◆ **WHAT YOU NEED TO DO**
Using the listing below, report all lines holding the word "this".

◆ **Collection entries**
○ ○ ○ ○ ○

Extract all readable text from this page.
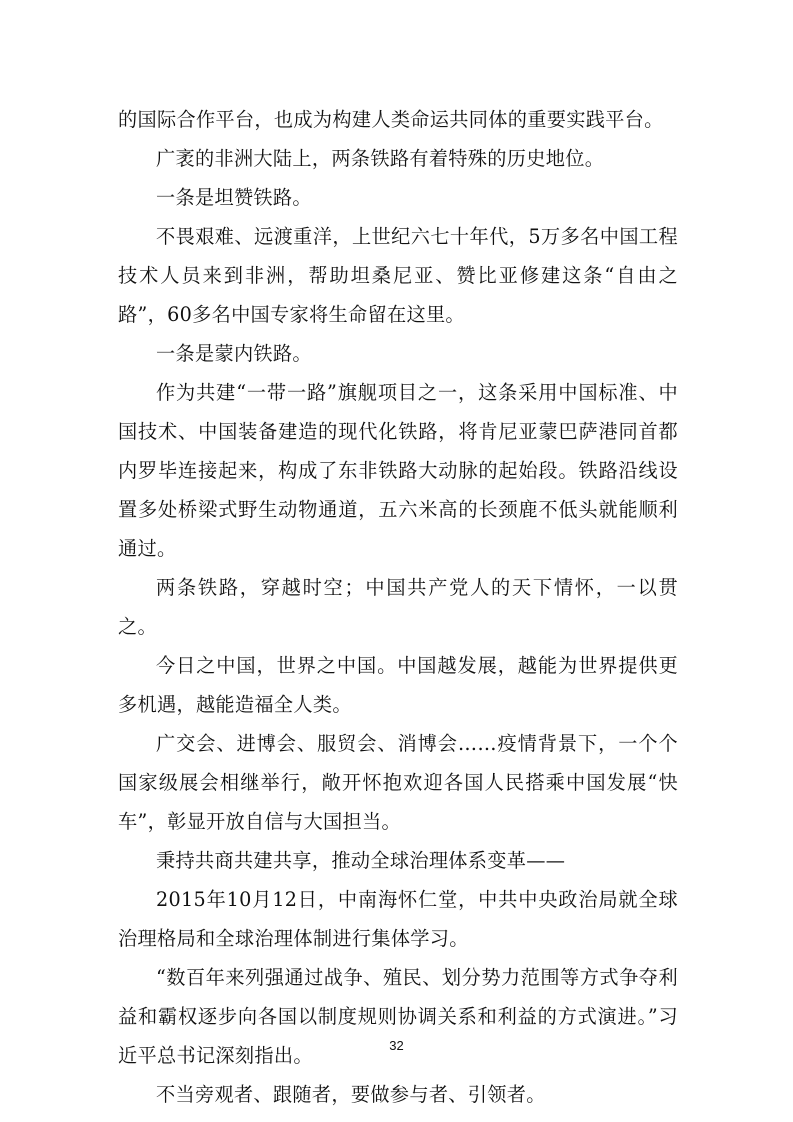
的国际合作平台，也成为构建人类命运共同体的重要实践平台。

广袤的非洲大陆上，两条铁路有着特殊的历史地位。

一条是坦赞铁路。

不畏艰难、远渡重洋，上世纪六七十年代，5万多名中国工程技术人员来到非洲，帮助坦桑尼亚、赞比亚修建这条“自由之路”，60多名中国专家将生命留在这里。

一条是蒙内铁路。

作为共建“一带一路”旗舰项目之一，这条采用中国标准、中国技术、中国装备建造的现代化铁路，将肯尼亚蒙巴萨港同首都内罗毕连接起来，构成了东非铁路大动脉的起始段。铁路沿线设置多处桥梁式野生动物通道，五六米高的长颈鹿不低头就能顺利通过。

两条铁路，穿越时空；中国共产党人的天下情怀，一以贯之。

今日之中国，世界之中国。中国越发展，越能为世界提供更多机遇，越能造福全人类。

广交会、进博会、服贸会、消博会……疫情背景下，一个个国家级展会相继举行，敞开怀抱欢迎各国人民搭乘中国发展“快车”，彰显开放自信与大国担当。

秉持共商共建共享，推动全球治理体系变革——

2015年10月12日，中南海怀仁堂，中共中央政治局就全球治理格局和全球治理体制进行集体学习。

“数百年来列强通过战争、殖民、划分势力范围等方式争夺利益和霸权逐步向各国以制度规则协调关系和利益的方式演进。”习近平总书记深刻指出。

不当旁观者、跟随者，要做参与者、引领者。

32
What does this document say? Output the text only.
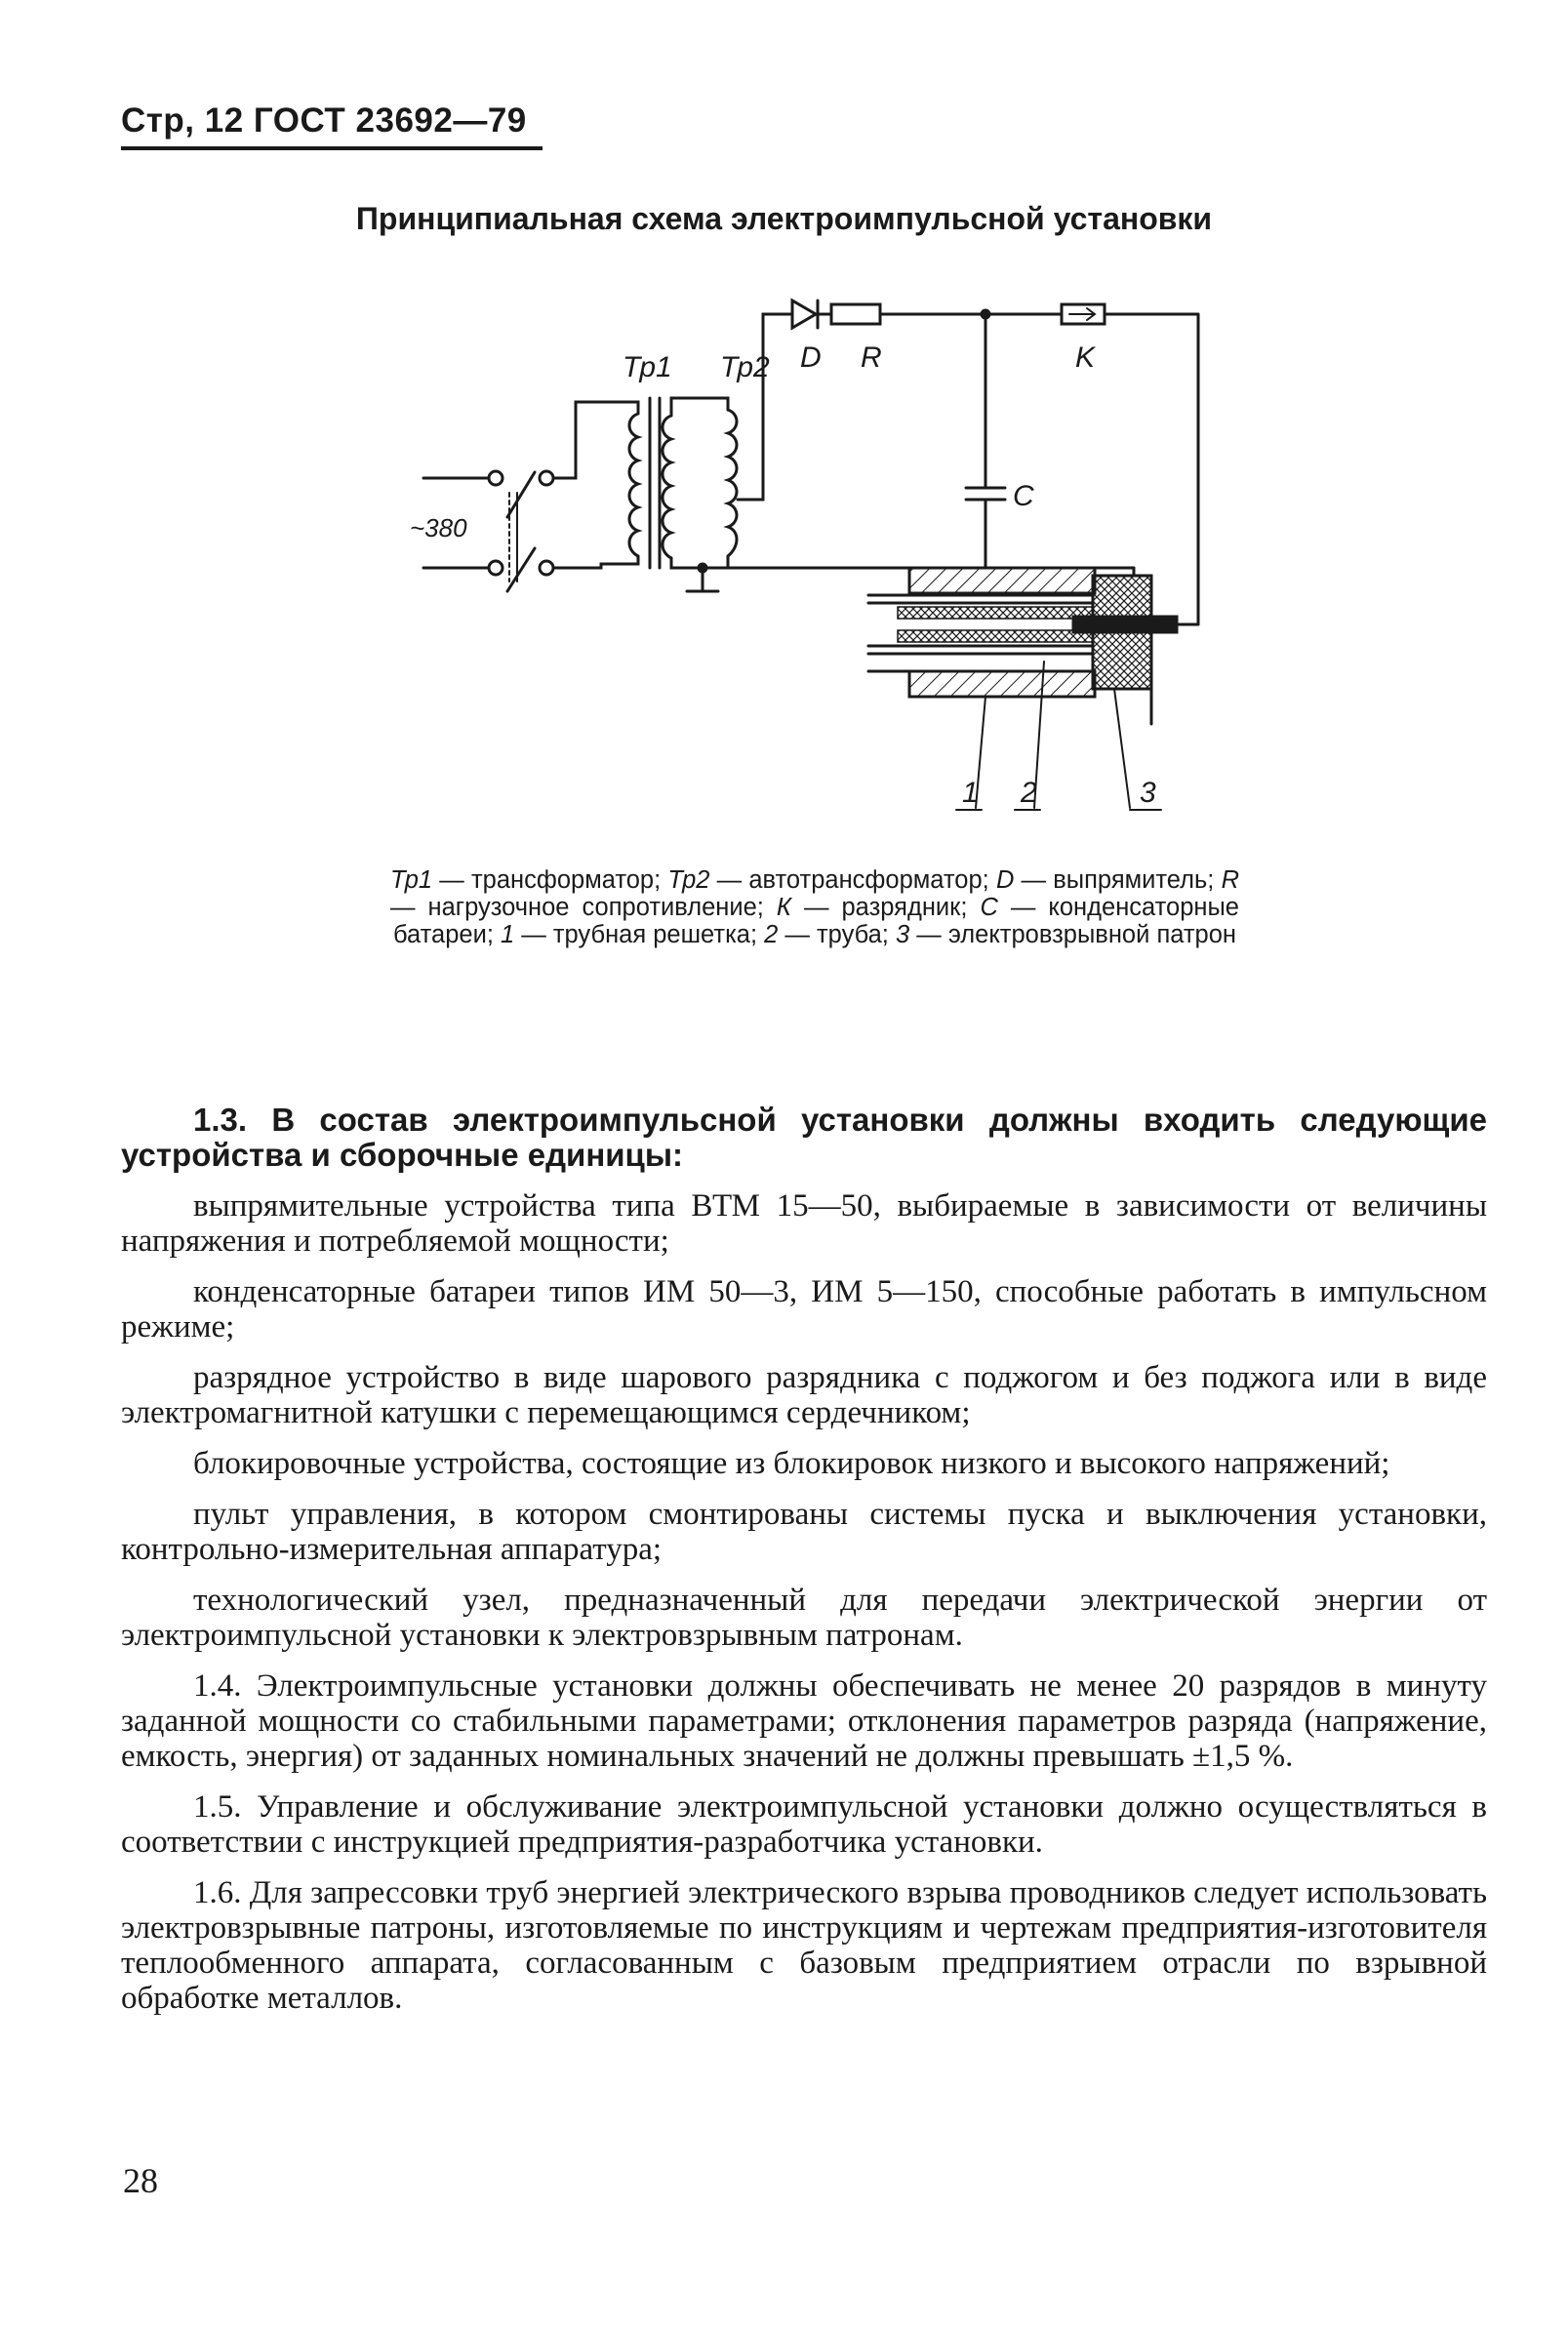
Стр, 12 ГОСТ 23692—79
Принципиальная схема электроимпульсной установки
Тр1 Тр2 D R	K
C
~380
1 2	3
Тр1 — трансформатор; Тр2 — автотрансформатор; D — выпрямитель; R — нагрузочное сопротивление; К — разрядник; С — конденсаторные батареи; 1 — трубная решетка; 2 — труба; 3 — электровзрывной патрон

1.3. В состав электроимпульсной установки должны входить следующие устройства и сборочные единицы:

выпрямительные устройства типа ВТМ 15—50, выбираемые в зависимости от величины напряжения и потребляемой мощности;

конденсаторные батареи типов ИМ 50—3, ИМ 5—150, способные работать в импульсном режиме;

разрядное устройство в виде шарового разрядника с поджогом и без поджога или в виде электромагнитной катушки с перемещающимся сердечником;

блокировочные устройства, состоящие из блокировок низкого и высокого напряжений;

пульт управления, в котором смонтированы системы пуска и выключения установки, контрольно-измерительная аппаратура;

технологический узел, предназначенный для передачи электрической энергии от электроимпульсной установки к электровзрывным патронам.

1.4. Электроимпульсные установки должны обеспечивать не менее 20 разрядов в минуту заданной мощности со стабильными параметрами; отклонения параметров разряда (напряжение, емкость, энергия) от заданных номинальных значений не должны превышать ±1,5 %.

1.5. Управление и обслуживание электроимпульсной установки должно осуществляться в соответствии с инструкцией предприятия-разработчика установки.

1.6. Для запрессовки труб энергией электрического взрыва проводников следует использовать электровзрывные патроны, изготовляемые по инструкциям и чертежам предприятия-изготовителя теплообменного аппарата, согласованным с базовым предприятием отрасли по взрывной обработке металлов.

28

○ ○ ○ ○ ○

◆ **TASK OUTPUT**
Extract all readable text from this page.
What does this document say? Output the text only.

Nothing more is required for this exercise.